- **EXERCISE GOAL**:
Give every line of the data again, unchanged, but with no pictures.
=====
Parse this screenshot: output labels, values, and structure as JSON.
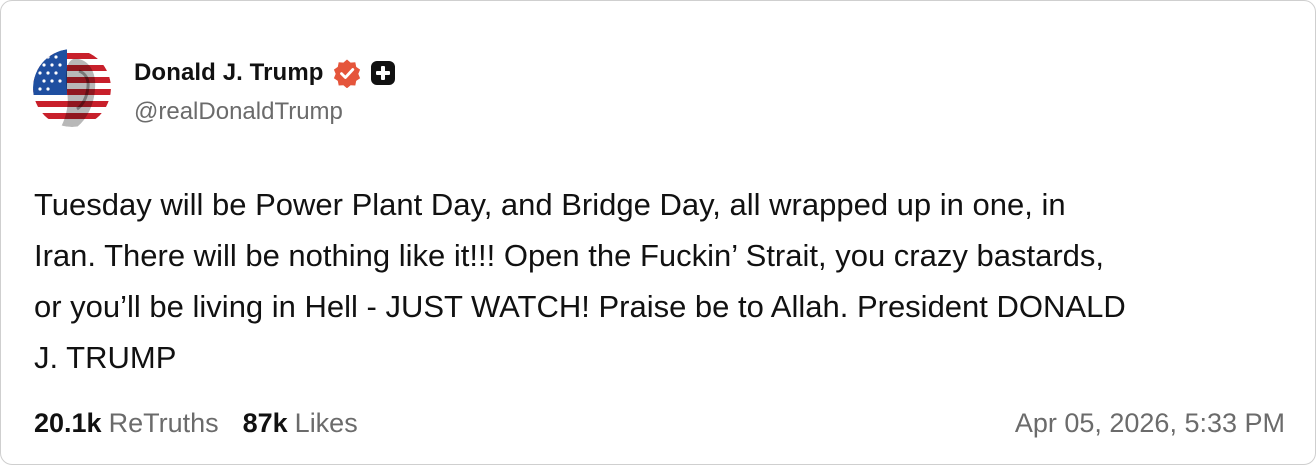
{
  "author": {
    "display_name": "Donald J. Trump",
    "handle": "@realDonaldTrump",
    "avatar_icon": "flag-portrait-avatar",
    "verified_icon": "verified-badge-icon",
    "verified_color": "#e5553b",
    "extra_icon": "plus-icon"
  },
  "post": {
    "lines": [
      "Tuesday will be Power Plant Day, and Bridge Day, all wrapped up in one, in",
      "Iran. There will be nothing like it!!! Open the Fuckin’ Strait, you crazy bastards,",
      "or you’ll be living in Hell - JUST WATCH! Praise be to Allah. President DONALD",
      "J. TRUMP"
    ]
  },
  "stats": {
    "retruths_count": "20.1k",
    "retruths_label": "ReTruths",
    "likes_count": "87k",
    "likes_label": "Likes"
  },
  "timestamp": "Apr 05, 2026, 5:33 PM"
}
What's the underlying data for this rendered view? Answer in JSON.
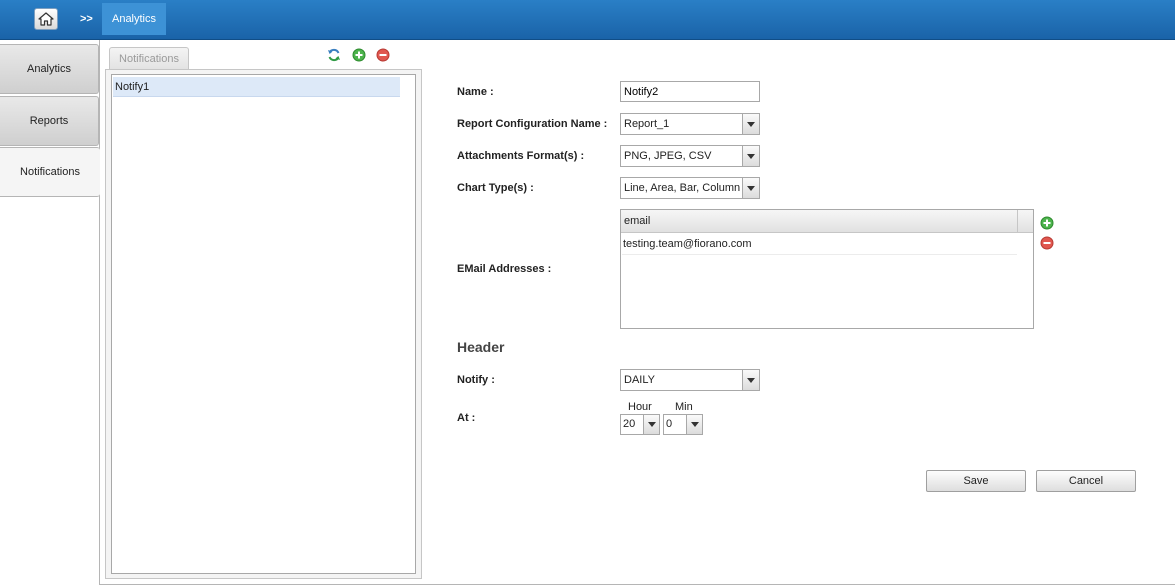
=====
- **ANSWER**:
Parse this screenshot: output labels, values, and structure as JSON.
{
  "author": {
    "display_name": "Donald J. Trump",
    "handle": "@realDonaldTrump",
    "avatar_icon": "flag-portrait-avatar",
    "verified_icon": "verified-badge-icon",
    "verified_color": "#e5553b",
    "extra_icon": "plus-icon"
  },
  "post": {
    "lines": [
      "Tuesday will be Power Plant Day, and Bridge Day, all wrapped up in one, in",
      "Iran. There will be nothing like it!!! Open the Fuckin’ Strait, you crazy bastards,",
      "or you’ll be living in Hell - JUST WATCH! Praise be to Allah. President DONALD",
      "J. TRUMP"
    ]
  },
  "stats": {
    "retruths_count": "20.1k",
    "retruths_label": "ReTruths",
    "likes_count": "87k",
    "likes_label": "Likes"
  },
  "timestamp": "Apr 05, 2026, 5:33 PM"
}
What's the underlying data for this rendered view? Answer in JSON.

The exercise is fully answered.